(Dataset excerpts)
┄┄┄┄┄┄┄┄┄┄┄┄┄┄┄┄┄┄┄┄

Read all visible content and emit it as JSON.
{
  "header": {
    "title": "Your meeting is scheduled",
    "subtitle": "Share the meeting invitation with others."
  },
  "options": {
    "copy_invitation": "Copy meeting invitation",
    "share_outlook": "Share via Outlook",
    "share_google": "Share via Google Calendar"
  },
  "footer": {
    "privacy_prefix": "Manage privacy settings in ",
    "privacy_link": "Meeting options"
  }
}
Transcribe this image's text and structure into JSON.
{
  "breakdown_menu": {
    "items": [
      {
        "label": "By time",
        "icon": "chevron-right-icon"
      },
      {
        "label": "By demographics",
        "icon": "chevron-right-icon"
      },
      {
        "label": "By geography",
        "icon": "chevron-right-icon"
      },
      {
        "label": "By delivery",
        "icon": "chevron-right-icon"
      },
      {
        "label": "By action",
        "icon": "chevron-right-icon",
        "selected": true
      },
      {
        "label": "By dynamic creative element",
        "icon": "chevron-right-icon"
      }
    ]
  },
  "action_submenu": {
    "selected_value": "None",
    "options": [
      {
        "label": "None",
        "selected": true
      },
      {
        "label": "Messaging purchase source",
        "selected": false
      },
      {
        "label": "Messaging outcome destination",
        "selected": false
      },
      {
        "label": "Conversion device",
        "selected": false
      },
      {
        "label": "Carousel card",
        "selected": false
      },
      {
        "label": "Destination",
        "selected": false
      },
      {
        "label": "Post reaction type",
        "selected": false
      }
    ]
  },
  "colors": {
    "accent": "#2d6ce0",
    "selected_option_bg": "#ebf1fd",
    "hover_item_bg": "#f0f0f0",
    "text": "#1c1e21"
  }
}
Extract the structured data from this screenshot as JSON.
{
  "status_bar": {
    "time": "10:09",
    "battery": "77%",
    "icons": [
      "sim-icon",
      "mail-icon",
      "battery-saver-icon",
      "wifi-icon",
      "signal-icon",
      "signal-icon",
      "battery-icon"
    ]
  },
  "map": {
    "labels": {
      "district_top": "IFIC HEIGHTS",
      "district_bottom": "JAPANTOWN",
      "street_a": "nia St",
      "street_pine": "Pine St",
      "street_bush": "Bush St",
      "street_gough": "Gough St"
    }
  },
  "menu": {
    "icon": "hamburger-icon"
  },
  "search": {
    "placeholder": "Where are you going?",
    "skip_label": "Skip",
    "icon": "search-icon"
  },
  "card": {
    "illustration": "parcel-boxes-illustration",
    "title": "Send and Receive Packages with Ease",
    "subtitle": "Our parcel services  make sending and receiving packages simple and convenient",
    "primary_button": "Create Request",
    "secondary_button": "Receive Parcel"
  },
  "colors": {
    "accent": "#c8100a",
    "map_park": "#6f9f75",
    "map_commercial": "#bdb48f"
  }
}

┄┄┄┄┄┄┄┄┄┄┄┄┄┄┄┄┄┄┄┄

Task requirements » Repeat all entries. Match them exactly.

Written response »
Read all visible content and emit it as JSON.
{
  "header": {
    "title": "Your meeting is scheduled",
    "subtitle": "Share the meeting invitation with others."
  },
  "options": {
    "copy_invitation": "Copy meeting invitation",
    "share_outlook": "Share via Outlook",
    "share_google": "Share via Google Calendar"
  },
  "footer": {
    "privacy_prefix": "Manage privacy settings in ",
    "privacy_link": "Meeting options"
  }
}
Transcribe this image's text and structure into JSON.
{
  "breakdown_menu": {
    "items": [
      {
        "label": "By time",
        "icon": "chevron-right-icon"
      },
      {
        "label": "By demographics",
        "icon": "chevron-right-icon"
      },
      {
        "label": "By geography",
        "icon": "chevron-right-icon"
      },
      {
        "label": "By delivery",
        "icon": "chevron-right-icon"
      },
      {
        "label": "By action",
        "icon": "chevron-right-icon",
        "selected": true
      },
      {
        "label": "By dynamic creative element",
        "icon": "chevron-right-icon"
      }
    ]
  },
  "action_submenu": {
    "selected_value": "None",
    "options": [
      {
        "label": "None",
        "selected": true
      },
      {
        "label": "Messaging purchase source",
        "selected": false
      },
      {
        "label": "Messaging outcome destination",
        "selected": false
      },
      {
        "label": "Conversion device",
        "selected": false
      },
      {
        "label": "Carousel card",
        "selected": false
      },
      {
        "label": "Destination",
        "selected": false
      },
      {
        "label": "Post reaction type",
        "selected": false
      }
    ]
  },
  "colors": {
    "accent": "#2d6ce0",
    "selected_option_bg": "#ebf1fd",
    "hover_item_bg": "#f0f0f0",
    "text": "#1c1e21"
  }
}
Extract the structured data from this screenshot as JSON.
{
  "status_bar": {
    "time": "10:09",
    "battery": "77%",
    "icons": [
      "sim-icon",
      "mail-icon",
      "battery-saver-icon",
      "wifi-icon",
      "signal-icon",
      "signal-icon",
      "battery-icon"
    ]
  },
  "map": {
    "labels": {
      "district_top": "IFIC HEIGHTS",
      "district_bottom": "JAPANTOWN",
      "street_a": "nia St",
      "street_pine": "Pine St",
      "street_bush": "Bush St",
      "street_gough": "Gough St"
    }
  },
  "menu": {
    "icon": "hamburger-icon"
  },
  "search": {
    "placeholder": "Where are you going?",
    "skip_label": "Skip",
    "icon": "search-icon"
  },
  "card": {
    "illustration": "parcel-boxes-illustration",
    "title": "Send and Receive Packages with Ease",
    "subtitle": "Our parcel services  make sending and receiving packages simple and convenient",
    "primary_button": "Create Request",
    "secondary_button": "Receive Parcel"
  },
  "colors": {
    "accent": "#c8100a",
    "map_park": "#6f9f75",
    "map_commercial": "#bdb48f"
  }
}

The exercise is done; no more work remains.